— BEGIN Data provided —
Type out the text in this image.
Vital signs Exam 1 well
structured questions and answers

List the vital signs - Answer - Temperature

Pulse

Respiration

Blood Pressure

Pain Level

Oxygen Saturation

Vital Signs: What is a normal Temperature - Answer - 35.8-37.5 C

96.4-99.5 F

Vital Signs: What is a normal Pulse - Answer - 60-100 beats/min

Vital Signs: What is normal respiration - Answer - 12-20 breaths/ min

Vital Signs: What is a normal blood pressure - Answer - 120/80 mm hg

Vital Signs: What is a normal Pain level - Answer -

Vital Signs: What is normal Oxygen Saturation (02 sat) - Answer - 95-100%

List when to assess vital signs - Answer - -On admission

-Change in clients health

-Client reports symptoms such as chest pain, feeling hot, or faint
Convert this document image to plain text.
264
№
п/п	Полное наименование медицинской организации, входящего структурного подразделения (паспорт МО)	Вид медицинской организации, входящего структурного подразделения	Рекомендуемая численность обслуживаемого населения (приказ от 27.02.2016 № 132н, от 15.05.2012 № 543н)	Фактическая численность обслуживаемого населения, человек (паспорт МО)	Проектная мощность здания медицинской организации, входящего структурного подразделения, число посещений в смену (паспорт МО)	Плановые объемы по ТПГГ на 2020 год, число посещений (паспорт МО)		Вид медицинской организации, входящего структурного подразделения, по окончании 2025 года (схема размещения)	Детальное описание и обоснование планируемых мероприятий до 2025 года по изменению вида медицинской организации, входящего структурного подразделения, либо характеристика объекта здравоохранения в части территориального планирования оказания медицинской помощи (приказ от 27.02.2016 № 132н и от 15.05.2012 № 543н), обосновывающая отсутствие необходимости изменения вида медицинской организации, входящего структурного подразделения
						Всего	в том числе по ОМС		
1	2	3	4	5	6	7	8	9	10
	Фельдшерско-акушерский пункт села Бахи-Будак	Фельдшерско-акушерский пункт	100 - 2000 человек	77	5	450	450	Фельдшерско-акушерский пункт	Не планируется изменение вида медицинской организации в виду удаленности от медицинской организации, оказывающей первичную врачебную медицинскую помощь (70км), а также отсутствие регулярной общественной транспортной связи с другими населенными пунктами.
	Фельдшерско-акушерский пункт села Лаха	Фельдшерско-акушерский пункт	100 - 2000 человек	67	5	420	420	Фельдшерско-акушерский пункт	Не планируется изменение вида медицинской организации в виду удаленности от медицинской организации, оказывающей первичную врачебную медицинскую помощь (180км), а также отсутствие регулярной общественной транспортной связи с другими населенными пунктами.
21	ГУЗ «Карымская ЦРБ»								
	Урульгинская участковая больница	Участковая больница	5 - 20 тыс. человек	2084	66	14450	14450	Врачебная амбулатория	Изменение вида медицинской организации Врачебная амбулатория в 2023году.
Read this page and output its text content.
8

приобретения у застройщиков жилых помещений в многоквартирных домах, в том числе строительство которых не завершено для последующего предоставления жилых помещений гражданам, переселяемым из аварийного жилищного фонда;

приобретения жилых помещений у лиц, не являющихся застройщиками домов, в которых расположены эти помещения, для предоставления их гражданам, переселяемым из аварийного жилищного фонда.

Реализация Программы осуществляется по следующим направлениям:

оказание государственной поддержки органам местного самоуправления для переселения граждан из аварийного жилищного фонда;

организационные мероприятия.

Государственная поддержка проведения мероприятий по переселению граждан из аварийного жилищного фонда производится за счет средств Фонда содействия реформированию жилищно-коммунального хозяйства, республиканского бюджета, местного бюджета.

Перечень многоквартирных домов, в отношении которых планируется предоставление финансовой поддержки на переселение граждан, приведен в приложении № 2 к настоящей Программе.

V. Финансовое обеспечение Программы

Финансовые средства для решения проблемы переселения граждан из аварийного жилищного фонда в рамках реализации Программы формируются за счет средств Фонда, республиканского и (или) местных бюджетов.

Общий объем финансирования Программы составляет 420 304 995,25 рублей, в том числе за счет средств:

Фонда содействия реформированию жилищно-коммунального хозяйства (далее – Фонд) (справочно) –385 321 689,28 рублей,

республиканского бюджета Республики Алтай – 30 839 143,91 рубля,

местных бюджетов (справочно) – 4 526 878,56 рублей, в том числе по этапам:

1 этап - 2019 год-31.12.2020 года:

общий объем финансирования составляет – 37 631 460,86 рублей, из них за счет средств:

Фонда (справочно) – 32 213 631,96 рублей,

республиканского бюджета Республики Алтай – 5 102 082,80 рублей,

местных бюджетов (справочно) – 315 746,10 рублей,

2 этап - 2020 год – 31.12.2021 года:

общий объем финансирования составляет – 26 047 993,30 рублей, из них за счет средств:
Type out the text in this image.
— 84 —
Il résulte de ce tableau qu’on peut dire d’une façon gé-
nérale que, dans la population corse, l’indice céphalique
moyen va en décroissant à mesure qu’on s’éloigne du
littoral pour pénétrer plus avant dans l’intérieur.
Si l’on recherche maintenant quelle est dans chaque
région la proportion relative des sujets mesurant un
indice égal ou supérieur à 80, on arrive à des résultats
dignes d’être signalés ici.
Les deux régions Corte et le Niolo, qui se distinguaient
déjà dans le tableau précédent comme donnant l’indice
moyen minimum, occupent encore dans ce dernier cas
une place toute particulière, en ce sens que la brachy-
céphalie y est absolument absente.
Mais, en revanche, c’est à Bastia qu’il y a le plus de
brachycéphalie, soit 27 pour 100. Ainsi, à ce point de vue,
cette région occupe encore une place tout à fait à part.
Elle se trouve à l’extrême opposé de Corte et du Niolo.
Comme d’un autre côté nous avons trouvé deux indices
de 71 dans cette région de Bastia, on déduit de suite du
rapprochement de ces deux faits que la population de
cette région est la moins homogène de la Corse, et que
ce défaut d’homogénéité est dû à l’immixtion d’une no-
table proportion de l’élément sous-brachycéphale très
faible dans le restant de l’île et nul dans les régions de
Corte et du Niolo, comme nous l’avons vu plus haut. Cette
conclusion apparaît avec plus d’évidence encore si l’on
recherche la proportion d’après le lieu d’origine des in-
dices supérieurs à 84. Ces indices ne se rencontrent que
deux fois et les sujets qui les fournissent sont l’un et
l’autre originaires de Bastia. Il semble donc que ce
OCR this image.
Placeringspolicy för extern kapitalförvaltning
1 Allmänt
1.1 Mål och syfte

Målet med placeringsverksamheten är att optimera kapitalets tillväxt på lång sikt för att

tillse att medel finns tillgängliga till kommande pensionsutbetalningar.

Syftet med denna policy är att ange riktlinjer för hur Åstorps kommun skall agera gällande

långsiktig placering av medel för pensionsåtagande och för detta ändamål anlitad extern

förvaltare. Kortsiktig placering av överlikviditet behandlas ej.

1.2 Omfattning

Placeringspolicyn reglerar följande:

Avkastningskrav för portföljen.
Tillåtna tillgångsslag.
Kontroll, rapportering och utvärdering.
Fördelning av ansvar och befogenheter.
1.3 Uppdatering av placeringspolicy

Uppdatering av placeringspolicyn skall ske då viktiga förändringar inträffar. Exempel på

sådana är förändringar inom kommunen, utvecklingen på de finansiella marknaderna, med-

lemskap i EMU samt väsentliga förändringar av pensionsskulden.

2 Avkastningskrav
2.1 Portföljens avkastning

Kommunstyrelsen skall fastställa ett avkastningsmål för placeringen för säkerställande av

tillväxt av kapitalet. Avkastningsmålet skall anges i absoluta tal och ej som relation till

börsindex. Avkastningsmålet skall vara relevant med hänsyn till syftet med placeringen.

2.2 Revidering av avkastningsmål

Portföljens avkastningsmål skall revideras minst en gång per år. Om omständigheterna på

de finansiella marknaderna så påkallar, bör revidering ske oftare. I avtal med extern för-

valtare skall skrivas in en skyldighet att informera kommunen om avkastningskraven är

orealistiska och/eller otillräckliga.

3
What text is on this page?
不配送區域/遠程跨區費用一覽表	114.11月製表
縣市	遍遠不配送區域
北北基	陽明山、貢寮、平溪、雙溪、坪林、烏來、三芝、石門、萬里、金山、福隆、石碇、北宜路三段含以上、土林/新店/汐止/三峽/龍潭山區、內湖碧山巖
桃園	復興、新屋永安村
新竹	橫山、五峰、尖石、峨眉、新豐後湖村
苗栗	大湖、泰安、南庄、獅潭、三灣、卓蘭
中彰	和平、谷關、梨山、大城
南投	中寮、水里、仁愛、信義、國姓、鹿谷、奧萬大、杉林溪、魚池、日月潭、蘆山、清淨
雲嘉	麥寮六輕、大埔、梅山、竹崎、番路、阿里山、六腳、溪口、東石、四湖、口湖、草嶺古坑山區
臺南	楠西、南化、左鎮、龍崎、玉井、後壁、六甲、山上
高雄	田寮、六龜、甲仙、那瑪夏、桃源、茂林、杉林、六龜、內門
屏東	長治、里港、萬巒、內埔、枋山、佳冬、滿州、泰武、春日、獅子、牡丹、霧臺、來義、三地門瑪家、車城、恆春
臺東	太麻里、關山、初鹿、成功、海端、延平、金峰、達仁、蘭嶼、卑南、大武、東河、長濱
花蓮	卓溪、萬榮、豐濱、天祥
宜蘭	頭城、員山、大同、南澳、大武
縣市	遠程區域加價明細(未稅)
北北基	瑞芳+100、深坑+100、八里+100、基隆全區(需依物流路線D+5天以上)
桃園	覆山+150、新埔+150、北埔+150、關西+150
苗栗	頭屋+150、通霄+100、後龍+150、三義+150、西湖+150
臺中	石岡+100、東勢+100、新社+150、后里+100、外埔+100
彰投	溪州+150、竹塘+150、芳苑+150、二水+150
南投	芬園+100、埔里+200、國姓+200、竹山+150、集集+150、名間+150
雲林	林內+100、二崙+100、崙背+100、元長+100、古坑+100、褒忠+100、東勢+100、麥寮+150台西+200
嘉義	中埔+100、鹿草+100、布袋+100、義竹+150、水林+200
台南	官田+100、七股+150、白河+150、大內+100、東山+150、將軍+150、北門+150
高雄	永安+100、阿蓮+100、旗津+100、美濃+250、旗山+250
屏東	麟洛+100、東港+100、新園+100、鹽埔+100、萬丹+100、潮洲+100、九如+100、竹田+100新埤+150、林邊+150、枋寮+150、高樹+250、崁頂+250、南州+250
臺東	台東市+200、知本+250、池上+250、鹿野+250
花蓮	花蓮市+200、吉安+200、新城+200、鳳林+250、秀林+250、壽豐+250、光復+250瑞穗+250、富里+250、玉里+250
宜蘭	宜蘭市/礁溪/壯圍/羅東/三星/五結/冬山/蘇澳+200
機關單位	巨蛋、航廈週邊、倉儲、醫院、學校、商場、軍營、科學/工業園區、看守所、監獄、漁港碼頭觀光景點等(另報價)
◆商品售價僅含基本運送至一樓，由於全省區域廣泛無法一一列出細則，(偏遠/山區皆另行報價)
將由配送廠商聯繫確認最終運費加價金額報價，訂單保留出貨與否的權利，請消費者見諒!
— END Data provided —
Goal of the exercise:
Each line from the one containing "What text is on this page?" to the end of the records should be echoed exactly, and no other line.

Solved exercise:
What text is on this page?
不配送區域/遠程跨區費用一覽表	114.11月製表
縣市	遍遠不配送區域
北北基	陽明山、貢寮、平溪、雙溪、坪林、烏來、三芝、石門、萬里、金山、福隆、石碇、北宜路三段含以上、土林/新店/汐止/三峽/龍潭山區、內湖碧山巖
桃園	復興、新屋永安村
新竹	橫山、五峰、尖石、峨眉、新豐後湖村
苗栗	大湖、泰安、南庄、獅潭、三灣、卓蘭
中彰	和平、谷關、梨山、大城
南投	中寮、水里、仁愛、信義、國姓、鹿谷、奧萬大、杉林溪、魚池、日月潭、蘆山、清淨
雲嘉	麥寮六輕、大埔、梅山、竹崎、番路、阿里山、六腳、溪口、東石、四湖、口湖、草嶺古坑山區
臺南	楠西、南化、左鎮、龍崎、玉井、後壁、六甲、山上
高雄	田寮、六龜、甲仙、那瑪夏、桃源、茂林、杉林、六龜、內門
屏東	長治、里港、萬巒、內埔、枋山、佳冬、滿州、泰武、春日、獅子、牡丹、霧臺、來義、三地門瑪家、車城、恆春
臺東	太麻里、關山、初鹿、成功、海端、延平、金峰、達仁、蘭嶼、卑南、大武、東河、長濱
花蓮	卓溪、萬榮、豐濱、天祥
宜蘭	頭城、員山、大同、南澳、大武
縣市	遠程區域加價明細(未稅)
北北基	瑞芳+100、深坑+100、八里+100、基隆全區(需依物流路線D+5天以上)
桃園	覆山+150、新埔+150、北埔+150、關西+150
苗栗	頭屋+150、通霄+100、後龍+150、三義+150、西湖+150
臺中	石岡+100、東勢+100、新社+150、后里+100、外埔+100
彰投	溪州+150、竹塘+150、芳苑+150、二水+150
南投	芬園+100、埔里+200、國姓+200、竹山+150、集集+150、名間+150
雲林	林內+100、二崙+100、崙背+100、元長+100、古坑+100、褒忠+100、東勢+100、麥寮+150台西+200
嘉義	中埔+100、鹿草+100、布袋+100、義竹+150、水林+200
台南	官田+100、七股+150、白河+150、大內+100、東山+150、將軍+150、北門+150
高雄	永安+100、阿蓮+100、旗津+100、美濃+250、旗山+250
屏東	麟洛+100、東港+100、新園+100、鹽埔+100、萬丹+100、潮洲+100、九如+100、竹田+100新埤+150、林邊+150、枋寮+150、高樹+250、崁頂+250、南州+250
臺東	台東市+200、知本+250、池上+250、鹿野+250
花蓮	花蓮市+200、吉安+200、新城+200、鳳林+250、秀林+250、壽豐+250、光復+250瑞穗+250、富里+250、玉里+250
宜蘭	宜蘭市/礁溪/壯圍/羅東/三星/五結/冬山/蘇澳+200
機關單位	巨蛋、航廈週邊、倉儲、醫院、學校、商場、軍營、科學/工業園區、看守所、監獄、漁港碼頭觀光景點等(另報價)
◆商品售價僅含基本運送至一樓，由於全省區域廣泛無法一一列出細則，(偏遠/山區皆另行報價)
將由配送廠商聯繫確認最終運費加價金額報價，訂單保留出貨與否的權利，請消費者見諒!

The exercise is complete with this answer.